| Items |

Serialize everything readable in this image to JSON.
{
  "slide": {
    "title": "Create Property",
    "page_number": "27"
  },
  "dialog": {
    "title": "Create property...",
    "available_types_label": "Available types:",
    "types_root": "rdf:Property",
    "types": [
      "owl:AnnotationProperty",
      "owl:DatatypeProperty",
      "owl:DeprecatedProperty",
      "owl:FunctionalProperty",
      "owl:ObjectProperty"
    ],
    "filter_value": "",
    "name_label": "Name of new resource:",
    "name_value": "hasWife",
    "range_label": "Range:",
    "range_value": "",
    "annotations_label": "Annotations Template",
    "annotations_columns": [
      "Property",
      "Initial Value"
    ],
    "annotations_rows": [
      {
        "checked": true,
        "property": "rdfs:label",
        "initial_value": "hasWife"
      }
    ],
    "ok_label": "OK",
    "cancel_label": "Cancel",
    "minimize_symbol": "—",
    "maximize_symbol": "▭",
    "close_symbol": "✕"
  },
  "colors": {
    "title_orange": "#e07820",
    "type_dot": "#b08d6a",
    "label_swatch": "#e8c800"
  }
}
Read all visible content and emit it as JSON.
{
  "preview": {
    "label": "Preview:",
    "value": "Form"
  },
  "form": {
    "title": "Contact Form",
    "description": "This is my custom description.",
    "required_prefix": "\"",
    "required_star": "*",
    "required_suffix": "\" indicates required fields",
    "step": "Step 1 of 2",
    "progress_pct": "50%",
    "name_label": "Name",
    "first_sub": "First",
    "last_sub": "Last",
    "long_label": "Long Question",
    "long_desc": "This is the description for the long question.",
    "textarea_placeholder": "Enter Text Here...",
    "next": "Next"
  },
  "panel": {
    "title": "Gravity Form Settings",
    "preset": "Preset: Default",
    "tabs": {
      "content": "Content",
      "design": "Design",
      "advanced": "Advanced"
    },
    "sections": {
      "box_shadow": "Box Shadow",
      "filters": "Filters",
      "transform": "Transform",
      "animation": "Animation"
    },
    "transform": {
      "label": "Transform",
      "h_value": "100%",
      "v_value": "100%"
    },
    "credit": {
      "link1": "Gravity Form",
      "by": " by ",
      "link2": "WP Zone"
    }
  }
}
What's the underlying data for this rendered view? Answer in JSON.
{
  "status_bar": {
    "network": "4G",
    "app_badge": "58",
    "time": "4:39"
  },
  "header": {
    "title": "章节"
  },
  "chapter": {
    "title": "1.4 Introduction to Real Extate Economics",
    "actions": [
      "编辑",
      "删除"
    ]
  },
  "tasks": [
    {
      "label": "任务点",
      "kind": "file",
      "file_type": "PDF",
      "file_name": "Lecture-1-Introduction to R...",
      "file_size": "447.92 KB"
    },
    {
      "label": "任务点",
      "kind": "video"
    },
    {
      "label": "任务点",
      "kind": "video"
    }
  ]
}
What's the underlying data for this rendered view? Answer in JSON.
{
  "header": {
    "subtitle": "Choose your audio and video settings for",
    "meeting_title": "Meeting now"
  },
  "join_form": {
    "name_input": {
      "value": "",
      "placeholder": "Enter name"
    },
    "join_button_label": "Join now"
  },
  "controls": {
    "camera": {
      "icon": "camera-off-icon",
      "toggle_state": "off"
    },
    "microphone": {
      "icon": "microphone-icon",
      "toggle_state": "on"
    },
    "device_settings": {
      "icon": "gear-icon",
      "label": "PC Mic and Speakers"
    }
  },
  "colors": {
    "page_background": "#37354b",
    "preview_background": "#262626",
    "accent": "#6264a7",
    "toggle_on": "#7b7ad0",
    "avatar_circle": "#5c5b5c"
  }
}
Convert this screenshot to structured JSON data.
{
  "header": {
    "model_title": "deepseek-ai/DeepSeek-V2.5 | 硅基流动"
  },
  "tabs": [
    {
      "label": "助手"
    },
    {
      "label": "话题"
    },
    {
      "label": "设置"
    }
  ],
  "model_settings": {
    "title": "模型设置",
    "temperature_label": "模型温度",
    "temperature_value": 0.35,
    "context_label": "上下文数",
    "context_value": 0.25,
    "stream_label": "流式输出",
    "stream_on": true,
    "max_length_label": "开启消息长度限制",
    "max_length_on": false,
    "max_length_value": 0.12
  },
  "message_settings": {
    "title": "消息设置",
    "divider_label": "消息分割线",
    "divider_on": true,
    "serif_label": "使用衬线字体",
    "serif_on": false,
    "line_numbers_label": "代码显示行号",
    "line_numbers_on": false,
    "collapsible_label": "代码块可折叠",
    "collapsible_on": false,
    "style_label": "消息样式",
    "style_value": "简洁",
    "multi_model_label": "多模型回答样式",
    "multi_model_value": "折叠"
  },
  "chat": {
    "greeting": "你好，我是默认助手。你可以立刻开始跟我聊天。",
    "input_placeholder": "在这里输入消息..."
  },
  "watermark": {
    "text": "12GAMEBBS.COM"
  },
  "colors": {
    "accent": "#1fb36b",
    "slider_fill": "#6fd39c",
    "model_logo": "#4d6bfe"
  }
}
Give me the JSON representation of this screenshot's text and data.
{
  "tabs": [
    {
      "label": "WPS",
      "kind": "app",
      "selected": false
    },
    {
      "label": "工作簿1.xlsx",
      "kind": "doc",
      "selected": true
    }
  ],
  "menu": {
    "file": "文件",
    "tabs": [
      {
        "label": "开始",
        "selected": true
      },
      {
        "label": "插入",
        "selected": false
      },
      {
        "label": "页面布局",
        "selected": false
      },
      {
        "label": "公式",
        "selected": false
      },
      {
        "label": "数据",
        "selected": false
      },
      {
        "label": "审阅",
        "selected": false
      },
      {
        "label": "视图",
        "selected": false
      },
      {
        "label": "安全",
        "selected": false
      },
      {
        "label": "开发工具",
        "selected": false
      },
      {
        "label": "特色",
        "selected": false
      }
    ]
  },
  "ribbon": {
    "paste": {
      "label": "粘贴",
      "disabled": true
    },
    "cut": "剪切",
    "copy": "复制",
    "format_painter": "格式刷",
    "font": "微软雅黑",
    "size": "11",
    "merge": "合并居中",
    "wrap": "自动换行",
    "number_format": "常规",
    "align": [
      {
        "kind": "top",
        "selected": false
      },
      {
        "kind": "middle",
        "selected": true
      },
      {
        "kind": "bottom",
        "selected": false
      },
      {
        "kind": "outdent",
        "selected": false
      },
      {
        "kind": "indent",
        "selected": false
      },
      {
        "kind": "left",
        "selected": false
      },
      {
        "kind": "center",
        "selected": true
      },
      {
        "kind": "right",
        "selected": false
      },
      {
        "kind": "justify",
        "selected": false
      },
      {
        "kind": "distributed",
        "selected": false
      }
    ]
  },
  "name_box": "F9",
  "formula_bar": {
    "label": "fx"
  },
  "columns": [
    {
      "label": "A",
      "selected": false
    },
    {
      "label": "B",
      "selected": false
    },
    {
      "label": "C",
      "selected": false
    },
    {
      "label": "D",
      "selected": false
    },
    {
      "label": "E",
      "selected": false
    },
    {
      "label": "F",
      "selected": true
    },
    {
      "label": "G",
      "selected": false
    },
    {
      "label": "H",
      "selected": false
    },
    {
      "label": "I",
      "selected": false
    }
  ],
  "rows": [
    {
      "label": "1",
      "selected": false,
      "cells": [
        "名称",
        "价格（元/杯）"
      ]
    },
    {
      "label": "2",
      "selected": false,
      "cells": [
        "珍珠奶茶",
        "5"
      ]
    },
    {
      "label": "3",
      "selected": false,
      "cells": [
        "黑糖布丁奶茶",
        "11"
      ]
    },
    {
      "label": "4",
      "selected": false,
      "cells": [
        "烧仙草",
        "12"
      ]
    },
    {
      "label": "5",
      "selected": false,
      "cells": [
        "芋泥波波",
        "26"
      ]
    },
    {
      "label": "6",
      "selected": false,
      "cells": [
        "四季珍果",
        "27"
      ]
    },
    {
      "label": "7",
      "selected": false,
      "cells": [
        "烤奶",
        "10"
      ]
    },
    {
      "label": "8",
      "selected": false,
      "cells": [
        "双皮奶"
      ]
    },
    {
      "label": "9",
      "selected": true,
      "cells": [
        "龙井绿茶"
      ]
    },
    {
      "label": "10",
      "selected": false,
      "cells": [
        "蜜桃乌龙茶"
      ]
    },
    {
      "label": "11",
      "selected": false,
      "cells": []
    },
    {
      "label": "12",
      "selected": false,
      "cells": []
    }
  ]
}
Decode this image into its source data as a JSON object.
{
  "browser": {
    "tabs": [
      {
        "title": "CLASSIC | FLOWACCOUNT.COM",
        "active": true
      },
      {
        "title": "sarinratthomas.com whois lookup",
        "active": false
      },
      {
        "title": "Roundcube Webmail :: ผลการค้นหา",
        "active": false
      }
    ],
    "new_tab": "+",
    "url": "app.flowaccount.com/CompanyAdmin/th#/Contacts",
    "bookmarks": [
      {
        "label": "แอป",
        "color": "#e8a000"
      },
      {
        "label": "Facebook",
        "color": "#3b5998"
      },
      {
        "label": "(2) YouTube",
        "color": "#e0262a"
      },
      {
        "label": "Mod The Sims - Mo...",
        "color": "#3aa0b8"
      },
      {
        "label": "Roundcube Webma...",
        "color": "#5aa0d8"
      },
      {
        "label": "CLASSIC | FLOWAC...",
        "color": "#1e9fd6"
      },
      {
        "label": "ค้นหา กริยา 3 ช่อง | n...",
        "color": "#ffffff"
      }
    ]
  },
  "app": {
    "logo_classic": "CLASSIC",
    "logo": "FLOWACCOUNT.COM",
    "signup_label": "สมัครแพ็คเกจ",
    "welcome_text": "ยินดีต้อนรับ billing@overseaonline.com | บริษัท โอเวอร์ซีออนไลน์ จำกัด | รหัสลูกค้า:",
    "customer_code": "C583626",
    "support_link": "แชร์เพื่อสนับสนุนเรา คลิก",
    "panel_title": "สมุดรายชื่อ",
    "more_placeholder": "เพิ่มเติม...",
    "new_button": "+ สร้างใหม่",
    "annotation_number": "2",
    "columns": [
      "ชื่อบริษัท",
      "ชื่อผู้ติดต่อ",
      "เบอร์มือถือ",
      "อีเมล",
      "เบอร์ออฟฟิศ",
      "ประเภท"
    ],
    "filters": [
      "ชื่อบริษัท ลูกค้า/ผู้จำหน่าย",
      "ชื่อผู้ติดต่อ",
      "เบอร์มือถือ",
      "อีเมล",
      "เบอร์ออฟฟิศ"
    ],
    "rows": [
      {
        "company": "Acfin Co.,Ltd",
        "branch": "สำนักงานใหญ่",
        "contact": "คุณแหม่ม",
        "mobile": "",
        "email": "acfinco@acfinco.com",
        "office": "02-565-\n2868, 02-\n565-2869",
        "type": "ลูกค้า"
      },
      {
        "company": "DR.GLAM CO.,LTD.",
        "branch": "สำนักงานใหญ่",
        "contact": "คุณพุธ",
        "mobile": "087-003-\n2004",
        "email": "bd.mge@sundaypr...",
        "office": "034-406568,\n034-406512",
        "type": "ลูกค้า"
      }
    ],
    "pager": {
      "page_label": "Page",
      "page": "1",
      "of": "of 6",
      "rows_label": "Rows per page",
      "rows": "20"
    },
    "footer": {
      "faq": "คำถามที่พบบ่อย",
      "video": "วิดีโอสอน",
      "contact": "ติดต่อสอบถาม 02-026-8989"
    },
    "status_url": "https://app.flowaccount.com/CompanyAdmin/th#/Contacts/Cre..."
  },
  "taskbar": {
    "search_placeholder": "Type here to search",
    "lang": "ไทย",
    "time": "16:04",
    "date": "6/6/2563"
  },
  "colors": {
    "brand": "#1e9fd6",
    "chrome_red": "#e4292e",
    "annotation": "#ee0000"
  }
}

| Written request |
Only lines with "เบอร" are wanted here; list each of them.

| Final result |
      "เบอร์มือถือ",
      "เบอร์ออฟฟิศ",
      "เบอร์มือถือ",
      "เบอร์ออฟฟิศ"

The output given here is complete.